[LISTED ENTRIES]
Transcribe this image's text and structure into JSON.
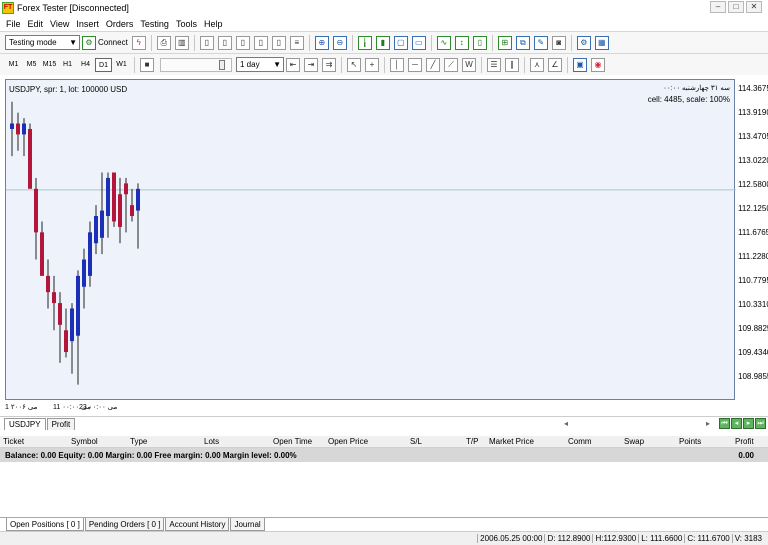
{
  "window": {
    "title": "Forex Tester [Disconnected]"
  },
  "menu": [
    "File",
    "Edit",
    "View",
    "Insert",
    "Orders",
    "Testing",
    "Tools",
    "Help"
  ],
  "toolbar": {
    "mode": "Testing mode",
    "connect": "Connect"
  },
  "timeframes": [
    "M1",
    "M5",
    "M15",
    "H1",
    "H4",
    "D1",
    "W1"
  ],
  "active_timeframe": "D1",
  "period_select": "1 day",
  "chart": {
    "info": "USDJPY, spr: 1, lot: 100000 USD",
    "corner_date": "سه ۳۱ چهارشنبه ۰۰:۰۰",
    "corner_info": "cell: 4485, scale: 100%",
    "current_price": "112.580",
    "y_ticks": [
      "114.3675",
      "113.9190",
      "113.4705",
      "113.0220",
      "112.5800",
      "112.1250",
      "111.6765",
      "111.2280",
      "110.7795",
      "110.3310",
      "109.8825",
      "109.4340",
      "108.9855"
    ],
    "x_ticks": [
      "1 ۲۰۰۶ می",
      "11 ۰۰:۰۰ می",
      "23 ۰۰:۰۰ می"
    ]
  },
  "chart_data": {
    "type": "candlestick",
    "ylim": [
      108.7,
      114.6
    ],
    "candles": [
      {
        "o": 113.7,
        "h": 114.2,
        "l": 113.2,
        "c": 113.8
      },
      {
        "o": 113.8,
        "h": 114.0,
        "l": 113.3,
        "c": 113.6
      },
      {
        "o": 113.6,
        "h": 113.9,
        "l": 113.2,
        "c": 113.8
      },
      {
        "o": 113.7,
        "h": 113.8,
        "l": 112.7,
        "c": 112.6
      },
      {
        "o": 112.6,
        "h": 112.8,
        "l": 111.3,
        "c": 111.8
      },
      {
        "o": 111.8,
        "h": 112.0,
        "l": 111.0,
        "c": 111.0
      },
      {
        "o": 111.0,
        "h": 111.3,
        "l": 110.4,
        "c": 110.7
      },
      {
        "o": 110.7,
        "h": 111.0,
        "l": 110.0,
        "c": 110.5
      },
      {
        "o": 110.5,
        "h": 110.7,
        "l": 109.4,
        "c": 110.1
      },
      {
        "o": 110.0,
        "h": 110.4,
        "l": 109.5,
        "c": 109.6
      },
      {
        "o": 109.8,
        "h": 110.5,
        "l": 109.2,
        "c": 110.4
      },
      {
        "o": 109.9,
        "h": 111.1,
        "l": 109.0,
        "c": 111.0
      },
      {
        "o": 110.8,
        "h": 111.5,
        "l": 110.4,
        "c": 111.3
      },
      {
        "o": 111.0,
        "h": 112.0,
        "l": 110.8,
        "c": 111.8
      },
      {
        "o": 111.6,
        "h": 112.3,
        "l": 111.4,
        "c": 112.1
      },
      {
        "o": 111.7,
        "h": 112.9,
        "l": 111.4,
        "c": 112.2
      },
      {
        "o": 112.1,
        "h": 112.9,
        "l": 111.7,
        "c": 112.8
      },
      {
        "o": 112.9,
        "h": 112.9,
        "l": 111.9,
        "c": 112.0
      },
      {
        "o": 112.5,
        "h": 112.8,
        "l": 111.6,
        "c": 111.9
      },
      {
        "o": 112.7,
        "h": 112.8,
        "l": 111.8,
        "c": 112.5
      },
      {
        "o": 112.3,
        "h": 112.6,
        "l": 112.0,
        "c": 112.1
      },
      {
        "o": 112.2,
        "h": 112.7,
        "l": 111.5,
        "c": 112.6
      }
    ]
  },
  "chart_tabs": [
    "USDJPY",
    "Profit"
  ],
  "orders_table": {
    "columns": [
      "Ticket",
      "Symbol",
      "Type",
      "Lots",
      "Open Time",
      "Open Price",
      "S/L",
      "T/P",
      "Market Price",
      "Comm",
      "Swap",
      "Points",
      "Profit"
    ]
  },
  "summary": {
    "text": "Balance: 0.00 Equity: 0.00 Margin: 0.00 Free margin: 0.00 Margin level: 0.00%",
    "profit": "0.00"
  },
  "bottom_tabs": [
    "Open Positions [ 0 ]",
    "Pending Orders [ 0 ]",
    "Account History",
    "Journal"
  ],
  "status": {
    "date": "2006.05.25 00:00",
    "open": "D: 112.8900",
    "high": "H:112.9300",
    "low": "L: 111.6600",
    "close": "C: 111.6700",
    "volume": "V: 3183"
  }
}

[WORK TO BE COMPLETED]
Reproduce the whole listing above word for word, but not its pictures.

[RESULT]
Transcribe this image's text and structure into JSON.
{
  "window": {
    "title": "Forex Tester [Disconnected]"
  },
  "menu": [
    "File",
    "Edit",
    "View",
    "Insert",
    "Orders",
    "Testing",
    "Tools",
    "Help"
  ],
  "toolbar": {
    "mode": "Testing mode",
    "connect": "Connect"
  },
  "timeframes": [
    "M1",
    "M5",
    "M15",
    "H1",
    "H4",
    "D1",
    "W1"
  ],
  "active_timeframe": "D1",
  "period_select": "1 day",
  "chart": {
    "info": "USDJPY, spr: 1, lot: 100000 USD",
    "corner_date": "سه ۳۱ چهارشنبه ۰۰:۰۰",
    "corner_info": "cell: 4485, scale: 100%",
    "current_price": "112.580",
    "y_ticks": [
      "114.3675",
      "113.9190",
      "113.4705",
      "113.0220",
      "112.5800",
      "112.1250",
      "111.6765",
      "111.2280",
      "110.7795",
      "110.3310",
      "109.8825",
      "109.4340",
      "108.9855"
    ],
    "x_ticks": [
      "1 ۲۰۰۶ می",
      "11 ۰۰:۰۰ می",
      "23 ۰۰:۰۰ می"
    ]
  },
  "chart_data": {
    "type": "candlestick",
    "ylim": [
      108.7,
      114.6
    ],
    "candles": [
      {
        "o": 113.7,
        "h": 114.2,
        "l": 113.2,
        "c": 113.8
      },
      {
        "o": 113.8,
        "h": 114.0,
        "l": 113.3,
        "c": 113.6
      },
      {
        "o": 113.6,
        "h": 113.9,
        "l": 113.2,
        "c": 113.8
      },
      {
        "o": 113.7,
        "h": 113.8,
        "l": 112.7,
        "c": 112.6
      },
      {
        "o": 112.6,
        "h": 112.8,
        "l": 111.3,
        "c": 111.8
      },
      {
        "o": 111.8,
        "h": 112.0,
        "l": 111.0,
        "c": 111.0
      },
      {
        "o": 111.0,
        "h": 111.3,
        "l": 110.4,
        "c": 110.7
      },
      {
        "o": 110.7,
        "h": 111.0,
        "l": 110.0,
        "c": 110.5
      },
      {
        "o": 110.5,
        "h": 110.7,
        "l": 109.4,
        "c": 110.1
      },
      {
        "o": 110.0,
        "h": 110.4,
        "l": 109.5,
        "c": 109.6
      },
      {
        "o": 109.8,
        "h": 110.5,
        "l": 109.2,
        "c": 110.4
      },
      {
        "o": 109.9,
        "h": 111.1,
        "l": 109.0,
        "c": 111.0
      },
      {
        "o": 110.8,
        "h": 111.5,
        "l": 110.4,
        "c": 111.3
      },
      {
        "o": 111.0,
        "h": 112.0,
        "l": 110.8,
        "c": 111.8
      },
      {
        "o": 111.6,
        "h": 112.3,
        "l": 111.4,
        "c": 112.1
      },
      {
        "o": 111.7,
        "h": 112.9,
        "l": 111.4,
        "c": 112.2
      },
      {
        "o": 112.1,
        "h": 112.9,
        "l": 111.7,
        "c": 112.8
      },
      {
        "o": 112.9,
        "h": 112.9,
        "l": 111.9,
        "c": 112.0
      },
      {
        "o": 112.5,
        "h": 112.8,
        "l": 111.6,
        "c": 111.9
      },
      {
        "o": 112.7,
        "h": 112.8,
        "l": 111.8,
        "c": 112.5
      },
      {
        "o": 112.3,
        "h": 112.6,
        "l": 112.0,
        "c": 112.1
      },
      {
        "o": 112.2,
        "h": 112.7,
        "l": 111.5,
        "c": 112.6
      }
    ]
  },
  "chart_tabs": [
    "USDJPY",
    "Profit"
  ],
  "orders_table": {
    "columns": [
      "Ticket",
      "Symbol",
      "Type",
      "Lots",
      "Open Time",
      "Open Price",
      "S/L",
      "T/P",
      "Market Price",
      "Comm",
      "Swap",
      "Points",
      "Profit"
    ]
  },
  "summary": {
    "text": "Balance: 0.00 Equity: 0.00 Margin: 0.00 Free margin: 0.00 Margin level: 0.00%",
    "profit": "0.00"
  },
  "bottom_tabs": [
    "Open Positions [ 0 ]",
    "Pending Orders [ 0 ]",
    "Account History",
    "Journal"
  ],
  "status": {
    "date": "2006.05.25 00:00",
    "open": "D: 112.8900",
    "high": "H:112.9300",
    "low": "L: 111.6600",
    "close": "C: 111.6700",
    "volume": "V: 3183"
  }
}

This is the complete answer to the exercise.